**Problem to solve**: Copy everything from the line containing "units-dropdown[interactable]: Default (W·sr⁻¹·m⁻²)" down to the line containing "temperature-label: Temperature [58, 298, 192, 322]", reproducing each line verbatim.
________________
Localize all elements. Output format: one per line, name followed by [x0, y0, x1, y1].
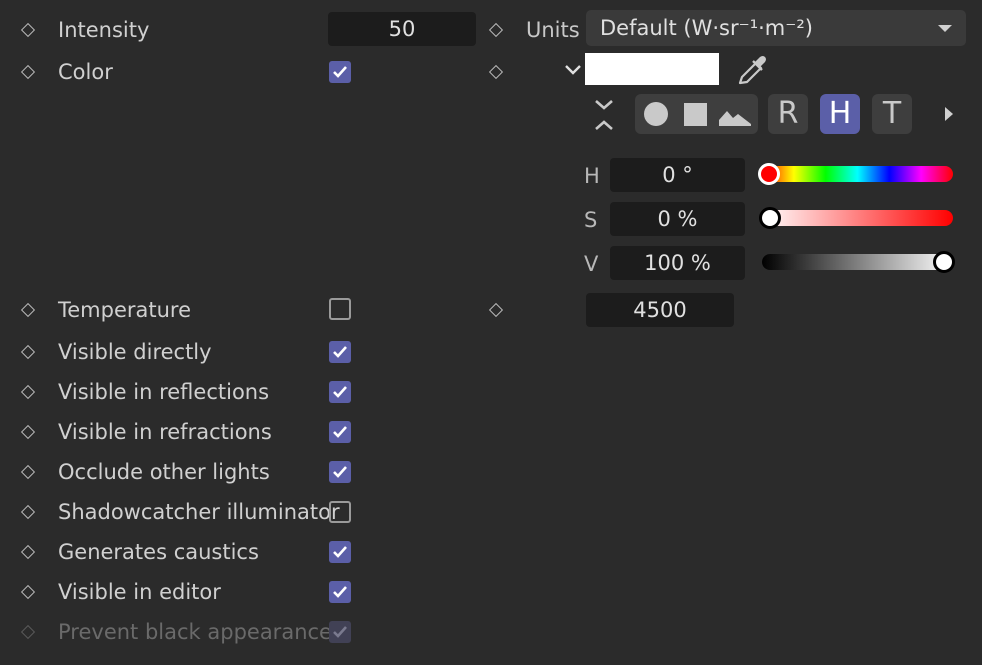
units-dropdown[interactable]: Default (W·sr⁻¹·m⁻²) [586, 10, 966, 46]
keyframe-icon[interactable] [488, 64, 504, 80]
value-label: V [584, 252, 599, 276]
prevent-black-appearance-label: Prevent black appearance [58, 620, 332, 644]
keyframe-icon[interactable] [20, 584, 36, 600]
value-field[interactable]: 100 % [610, 246, 745, 280]
hue-slider[interactable] [762, 166, 953, 182]
color-checkbox[interactable] [329, 61, 351, 83]
color-swatch[interactable] [585, 53, 719, 85]
prevent-black-appearance-checkbox [329, 621, 351, 643]
temperature-label: Temperature [58, 298, 192, 322]
units-label: Units [526, 18, 580, 42]
keyframe-icon [20, 624, 36, 640]
saturation-label: S [584, 208, 598, 232]
keyframe-icon[interactable] [20, 424, 36, 440]
generates-caustics-checkbox[interactable] [329, 541, 351, 563]
color-label: Color [58, 60, 113, 84]
shadowcatcher-illuminator-label: Shadowcatcher illuminator [58, 500, 340, 524]
visible-in-editor-label: Visible in editor [58, 580, 221, 604]
mode-t-button[interactable]: T [872, 94, 912, 134]
temperature-checkbox[interactable] [329, 298, 351, 320]
generates-caustics-label: Generates caustics [58, 540, 259, 564]
units-value: Default (W·sr⁻¹·m⁻²) [600, 16, 813, 40]
shadowcatcher-illuminator-checkbox[interactable] [329, 501, 351, 523]
hue-field[interactable]: 0 ° [610, 158, 745, 192]
eyedropper-icon[interactable] [736, 54, 770, 86]
value-slider[interactable] [762, 254, 953, 270]
keyframe-icon[interactable] [20, 464, 36, 480]
visible-directly-label: Visible directly [58, 340, 212, 364]
picker-mode-group [635, 94, 758, 134]
value-slider-knob[interactable] [933, 251, 955, 273]
mode-r-button[interactable]: R [768, 94, 808, 134]
dropdown-arrow-icon [938, 25, 952, 32]
visible-in-reflections-label: Visible in reflections [58, 380, 270, 404]
square-icon[interactable] [684, 103, 707, 126]
intensity-label: Intensity [58, 18, 150, 42]
keyframe-icon[interactable] [20, 22, 36, 38]
visible-in-reflections-checkbox[interactable] [329, 381, 351, 403]
visible-in-editor-checkbox[interactable] [329, 581, 351, 603]
saturation-slider-knob[interactable] [759, 207, 781, 229]
saturation-slider[interactable] [762, 210, 953, 226]
keyframe-icon[interactable] [488, 22, 504, 38]
intensity-field[interactable]: 50 [328, 12, 476, 46]
keyframe-icon[interactable] [20, 384, 36, 400]
keyframe-icon[interactable] [20, 504, 36, 520]
visible-in-refractions-checkbox[interactable] [329, 421, 351, 443]
wheel-icon[interactable] [644, 102, 668, 126]
keyframe-icon[interactable] [20, 64, 36, 80]
visible-directly-checkbox[interactable] [329, 341, 351, 363]
saturation-field[interactable]: 0 % [610, 202, 745, 236]
image-icon[interactable] [719, 106, 751, 126]
occlude-other-lights-checkbox[interactable] [329, 461, 351, 483]
collapse-expand-icon[interactable] [593, 98, 615, 132]
mode-h-button[interactable]: H [820, 94, 860, 134]
keyframe-icon[interactable] [488, 302, 504, 318]
hue-slider-knob[interactable] [758, 163, 780, 185]
keyframe-icon[interactable] [20, 302, 36, 318]
chevron-down-icon[interactable] [564, 64, 582, 76]
occlude-other-lights-label: Occlude other lights [58, 460, 270, 484]
visible-in-refractions-label: Visible in refractions [58, 420, 272, 444]
keyframe-icon[interactable] [20, 344, 36, 360]
hue-label: H [584, 164, 600, 188]
triangle-right-icon[interactable] [945, 107, 953, 121]
temperature-field[interactable]: 4500 [586, 293, 734, 327]
keyframe-icon[interactable] [20, 544, 36, 560]
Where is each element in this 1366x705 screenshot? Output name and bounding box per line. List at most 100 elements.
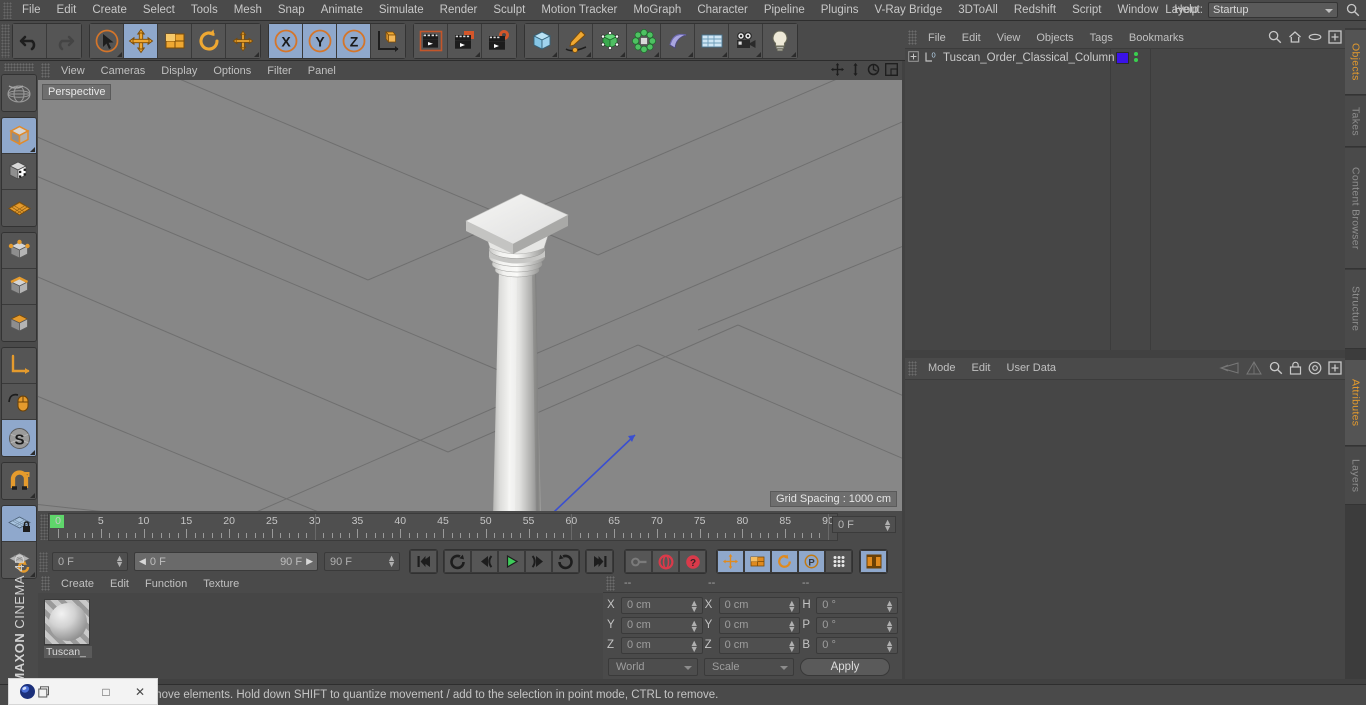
stepper-icon[interactable]: ▲ ▼	[787, 618, 796, 633]
target-icon[interactable]	[1308, 361, 1322, 380]
vertical-tab-structure[interactable]: Structure	[1345, 270, 1366, 349]
viewport-globe-icon[interactable]	[2, 75, 36, 111]
render-view-icon[interactable]	[414, 23, 448, 58]
menu-item-3dtoall[interactable]: 3DToAll	[950, 0, 1006, 20]
world-object-axis-icon[interactable]	[371, 23, 405, 58]
undo-icon[interactable]	[13, 23, 47, 58]
coordinate-input-size[interactable]: 0 cm ▲ ▼	[718, 596, 801, 614]
coordinates-drag-grip[interactable]	[606, 575, 615, 591]
loop-playback-icon[interactable]	[552, 550, 579, 573]
menu-item-simulate[interactable]: Simulate	[371, 0, 432, 20]
menu-item-create[interactable]: Create	[84, 0, 135, 20]
menu-item-sculpt[interactable]: Sculpt	[485, 0, 533, 20]
search-icon[interactable]	[1269, 361, 1283, 380]
key-pla-icon[interactable]	[825, 550, 852, 573]
z-axis-icon[interactable]: Z	[337, 23, 371, 58]
menu-item-animate[interactable]: Animate	[313, 0, 371, 20]
stepper-icon[interactable]: ▲ ▼	[787, 598, 796, 613]
expand-toggle-icon[interactable]	[908, 49, 919, 67]
key-scale-icon[interactable]	[744, 550, 771, 573]
material-menu-function[interactable]: Function	[137, 575, 195, 593]
menu-item-window[interactable]: Window	[1109, 0, 1166, 20]
record-active-objects-icon[interactable]	[652, 550, 679, 573]
key-rotation-icon[interactable]	[771, 550, 798, 573]
objectmgr-menu-file[interactable]: File	[920, 29, 954, 47]
move-tool-icon[interactable]	[124, 23, 158, 58]
ellipse-icon[interactable]	[1308, 30, 1322, 49]
coordinate-input-rotation[interactable]: 0 ° ▲ ▼	[816, 636, 899, 654]
menu-item-script[interactable]: Script	[1064, 0, 1109, 20]
material-menu-create[interactable]: Create	[53, 575, 102, 593]
coordinate-input-position[interactable]: 0 cm ▲ ▼	[620, 636, 703, 654]
stepper-icon[interactable]: ▲ ▼	[883, 518, 892, 533]
rotate-tool-icon[interactable]	[192, 23, 226, 58]
object-tree[interactable]: 0 Tuscan_Order_Classical_Column	[905, 48, 1345, 350]
menu-item-motion-tracker[interactable]: Motion Tracker	[533, 0, 625, 20]
viewport-menu-filter[interactable]: Filter	[259, 62, 299, 80]
coordinate-system-dropdown[interactable]: World	[608, 658, 698, 676]
dolly-view-icon[interactable]	[849, 63, 862, 81]
new-tab-icon[interactable]	[1328, 361, 1342, 380]
point-mode-icon[interactable]	[2, 233, 36, 269]
polygon-mode-icon[interactable]	[2, 305, 36, 341]
material-list[interactable]: Tuscan_	[38, 593, 603, 679]
vertical-tab-layers[interactable]: Layers	[1345, 447, 1366, 505]
controls-drag-grip[interactable]	[39, 551, 48, 572]
new-layer-icon[interactable]	[1328, 30, 1342, 49]
object-row[interactable]: 0 Tuscan_Order_Classical_Column	[905, 49, 1345, 66]
workplane-mode-icon[interactable]	[2, 190, 36, 226]
attributes-menu-user-data[interactable]: User Data	[999, 359, 1065, 378]
vertical-tab-objects[interactable]: Objects	[1345, 30, 1366, 95]
y-axis-icon[interactable]: Y	[303, 23, 337, 58]
timeline-ruler[interactable]: 051015202530354045505560657075808590	[48, 513, 838, 541]
objectmgr-menu-tags[interactable]: Tags	[1082, 29, 1121, 47]
render-settings-icon[interactable]	[482, 23, 516, 58]
menu-item-mograph[interactable]: MoGraph	[625, 0, 689, 20]
range-left-arrow-icon[interactable]: ◀	[139, 556, 146, 567]
vertical-tab-content-browser[interactable]: Content Browser	[1345, 148, 1366, 269]
viewport-menu-cameras[interactable]: Cameras	[93, 62, 154, 80]
move-alt-icon[interactable]	[226, 23, 260, 58]
stepper-icon[interactable]: ▲ ▼	[115, 554, 124, 569]
coordinate-input-rotation[interactable]: 0 ° ▲ ▼	[816, 616, 899, 634]
autokey-record-icon[interactable]	[625, 550, 652, 573]
coordinate-input-rotation[interactable]: 0 ° ▲ ▼	[816, 596, 899, 614]
menu-item-v-ray-bridge[interactable]: V-Ray Bridge	[866, 0, 950, 20]
stepper-icon[interactable]: ▲ ▼	[690, 618, 699, 633]
vertical-tab-attributes[interactable]: Attributes	[1345, 360, 1366, 446]
viewport-solo-mouse-icon[interactable]	[2, 384, 36, 420]
layer-color-swatch[interactable]	[1116, 52, 1129, 64]
coordinate-input-position[interactable]: 0 cm ▲ ▼	[620, 596, 703, 614]
render-to-picture-viewer-icon[interactable]	[448, 23, 482, 58]
model-mode-icon[interactable]	[2, 118, 36, 154]
attributes-menu-mode[interactable]: Mode	[920, 359, 964, 378]
forward-arrow-icon[interactable]	[1245, 361, 1263, 380]
vertical-tab-takes[interactable]: Takes	[1345, 96, 1366, 147]
enable-snapping-s-icon[interactable]: S	[2, 420, 36, 456]
stepper-icon[interactable]: ▲ ▼	[387, 554, 396, 569]
apply-button[interactable]: Apply	[800, 658, 890, 676]
viewport-menu-panel[interactable]: Panel	[300, 62, 344, 80]
spline-pen-icon[interactable]	[559, 23, 593, 58]
coordinate-input-position[interactable]: 0 cm ▲ ▼	[620, 616, 703, 634]
key-parameter-icon[interactable]: P	[798, 550, 825, 573]
workplane-lock-icon[interactable]	[2, 506, 36, 542]
play-forward-icon[interactable]	[498, 550, 525, 573]
objectmgr-menu-edit[interactable]: Edit	[954, 29, 989, 47]
menu-item-pipeline[interactable]: Pipeline	[756, 0, 813, 20]
redo-icon[interactable]	[47, 23, 81, 58]
home-icon[interactable]	[1288, 30, 1302, 49]
key-position-icon[interactable]	[717, 550, 744, 573]
viewport-drag-grip[interactable]	[41, 63, 50, 78]
menu-item-file[interactable]: File	[14, 0, 49, 20]
magnet-snap-icon[interactable]	[2, 463, 36, 499]
step-back-icon[interactable]	[471, 550, 498, 573]
current-frame-input[interactable]: 0 F ▲ ▼	[52, 552, 128, 571]
play-backwards-loop-icon[interactable]	[444, 550, 471, 573]
autokeying-icon[interactable]: ?	[679, 550, 706, 573]
objectmgr-menu-objects[interactable]: Objects	[1028, 29, 1081, 47]
menu-item-plugins[interactable]: Plugins	[813, 0, 867, 20]
stepper-icon[interactable]: ▲ ▼	[787, 638, 796, 653]
generator-nurbs-icon[interactable]	[593, 23, 627, 58]
menu-item-edit[interactable]: Edit	[49, 0, 85, 20]
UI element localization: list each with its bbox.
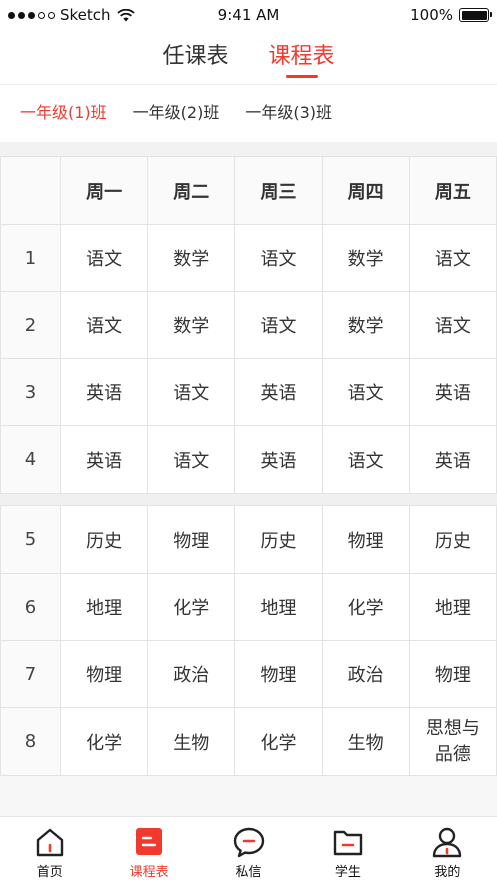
course-cell[interactable]: 生物 <box>147 707 236 776</box>
course-cell[interactable]: 数学 <box>147 291 236 359</box>
course-cell[interactable]: 语文 <box>321 425 410 494</box>
message-icon <box>233 827 264 858</box>
nav-students[interactable]: 学生 <box>298 817 397 883</box>
table-row: 6 地理 化学 地理 化学 地理 <box>0 573 497 641</box>
period-number: 3 <box>0 358 61 426</box>
course-cell[interactable]: 数学 <box>321 224 410 292</box>
nav-messages-label: 私信 <box>235 865 262 880</box>
day-header: 周三 <box>234 156 323 225</box>
class-tab-bar: 一年级(1)班 一年级(2)班 一年级(3)班 <box>20 98 332 128</box>
folder-icon <box>333 830 363 856</box>
day-header: 周五 <box>408 156 497 225</box>
course-cell[interactable]: 语文 <box>59 224 149 292</box>
course-cell[interactable]: 英语 <box>408 425 497 494</box>
table-row: 4 英语 语文 英语 语文 英语 <box>0 425 497 494</box>
nav-students-label: 学生 <box>334 865 361 880</box>
course-cell[interactable]: 政治 <box>321 640 410 708</box>
day-header: 周二 <box>147 156 236 225</box>
table-row: 7 物理 政治 物理 政治 物理 <box>0 640 497 708</box>
course-cell[interactable]: 物理 <box>59 640 149 708</box>
battery-percent: 100% <box>410 6 453 24</box>
period-number: 4 <box>0 425 61 494</box>
home-icon <box>36 828 63 857</box>
lunch-break-divider <box>0 494 497 505</box>
course-cell[interactable]: 历史 <box>59 505 149 574</box>
course-cell[interactable]: 语文 <box>147 425 236 494</box>
period-number: 1 <box>0 224 61 292</box>
tab-class-1[interactable]: 一年级(1)班 <box>20 98 107 128</box>
period-number: 5 <box>0 505 61 574</box>
period-number: 8 <box>0 707 61 776</box>
table-row: 2 语文 数学 语文 数学 语文 <box>0 291 497 359</box>
schedule-icon <box>136 828 163 855</box>
period-number: 2 <box>0 291 61 359</box>
course-cell[interactable]: 地理 <box>234 573 323 641</box>
schedule-table-morning: 周一 周二 周三 周四 周五 1 语文 数学 语文 数学 语文 2 语文 数学 … <box>0 156 497 494</box>
course-cell[interactable]: 生物 <box>321 707 410 776</box>
course-cell[interactable]: 语文 <box>408 224 497 292</box>
course-cell[interactable]: 语文 <box>59 291 149 359</box>
schedule-table-afternoon: 5 历史 物理 历史 物理 历史 6 地理 化学 地理 化学 地理 7 物理 政… <box>0 505 497 776</box>
bottom-tab-bar: 首页 课程表 私信 学生 我的 <box>0 816 497 883</box>
course-cell[interactable]: 语文 <box>147 358 236 426</box>
nav-profile-label: 我的 <box>434 865 461 880</box>
course-cell[interactable]: 地理 <box>408 573 497 641</box>
nav-home[interactable]: 首页 <box>0 817 99 883</box>
nav-schedule-label: 课程表 <box>129 865 169 880</box>
tab-class-2[interactable]: 一年级(2)班 <box>133 98 220 128</box>
course-cell[interactable]: 英语 <box>234 358 323 426</box>
course-cell[interactable]: 语文 <box>321 358 410 426</box>
course-cell[interactable]: 英语 <box>234 425 323 494</box>
top-tab-bar: 任课表 课程表 <box>0 38 497 82</box>
course-cell[interactable]: 物理 <box>321 505 410 574</box>
course-cell[interactable]: 化学 <box>59 707 149 776</box>
tab-teaching-schedule[interactable]: 任课表 <box>162 38 228 78</box>
table-header-row: 周一 周二 周三 周四 周五 <box>0 156 497 225</box>
course-cell[interactable]: 语文 <box>408 291 497 359</box>
course-cell[interactable]: 物理 <box>147 505 236 574</box>
course-cell[interactable]: 化学 <box>147 573 236 641</box>
course-cell[interactable]: 英语 <box>408 358 497 426</box>
section-spacer <box>0 142 497 156</box>
course-cell[interactable]: 数学 <box>147 224 236 292</box>
course-cell[interactable]: 地理 <box>59 573 149 641</box>
course-cell[interactable]: 历史 <box>408 505 497 574</box>
tab-course-schedule[interactable]: 课程表 <box>269 38 335 78</box>
table-row: 1 语文 数学 语文 数学 语文 <box>0 224 497 292</box>
table-row: 8 化学 生物 化学 生物 思想与 品德 <box>0 707 497 776</box>
day-header: 周四 <box>321 156 410 225</box>
course-cell[interactable]: 语文 <box>234 224 323 292</box>
course-cell[interactable]: 物理 <box>408 640 497 708</box>
period-number: 6 <box>0 573 61 641</box>
period-number: 7 <box>0 640 61 708</box>
course-cell[interactable]: 化学 <box>234 707 323 776</box>
day-header: 周一 <box>59 156 149 225</box>
battery-status: 100% <box>410 6 492 24</box>
profile-icon <box>433 827 462 858</box>
course-cell[interactable]: 英语 <box>59 425 149 494</box>
course-cell[interactable]: 化学 <box>321 573 410 641</box>
course-cell[interactable]: 物理 <box>234 640 323 708</box>
nav-profile[interactable]: 我的 <box>398 817 497 883</box>
course-cell[interactable]: 语文 <box>234 291 323 359</box>
header-divider <box>0 84 497 85</box>
bottom-spacer <box>0 776 497 816</box>
course-cell[interactable]: 思想与 品德 <box>408 707 497 776</box>
course-cell[interactable]: 英语 <box>59 358 149 426</box>
nav-messages[interactable]: 私信 <box>199 817 298 883</box>
status-bar: Sketch 9:41 AM 100% <box>0 0 497 30</box>
table-row: 5 历史 物理 历史 物理 历史 <box>0 505 497 574</box>
course-cell[interactable]: 数学 <box>321 291 410 359</box>
battery-icon <box>459 8 492 22</box>
course-cell[interactable]: 政治 <box>147 640 236 708</box>
nav-schedule[interactable]: 课程表 <box>99 817 198 883</box>
header-corner-cell <box>0 156 61 225</box>
tab-class-3[interactable]: 一年级(3)班 <box>245 98 332 128</box>
table-row: 3 英语 语文 英语 语文 英语 <box>0 358 497 426</box>
course-cell[interactable]: 历史 <box>234 505 323 574</box>
nav-home-label: 首页 <box>36 865 63 880</box>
________________
**Exercise output**:
units-dropdown[interactable]: Default (W·sr⁻¹·m⁻²) [586, 10, 966, 46]
keyframe-icon[interactable] [488, 64, 504, 80]
value-label: V [584, 252, 599, 276]
prevent-black-appearance-label: Prevent black appearance [58, 620, 332, 644]
keyframe-icon[interactable] [20, 584, 36, 600]
value-field[interactable]: 100 % [610, 246, 745, 280]
hue-slider[interactable] [762, 166, 953, 182]
color-checkbox[interactable] [329, 61, 351, 83]
color-swatch[interactable] [585, 53, 719, 85]
prevent-black-appearance-checkbox [329, 621, 351, 643]
temperature-label: Temperature [58, 298, 192, 322]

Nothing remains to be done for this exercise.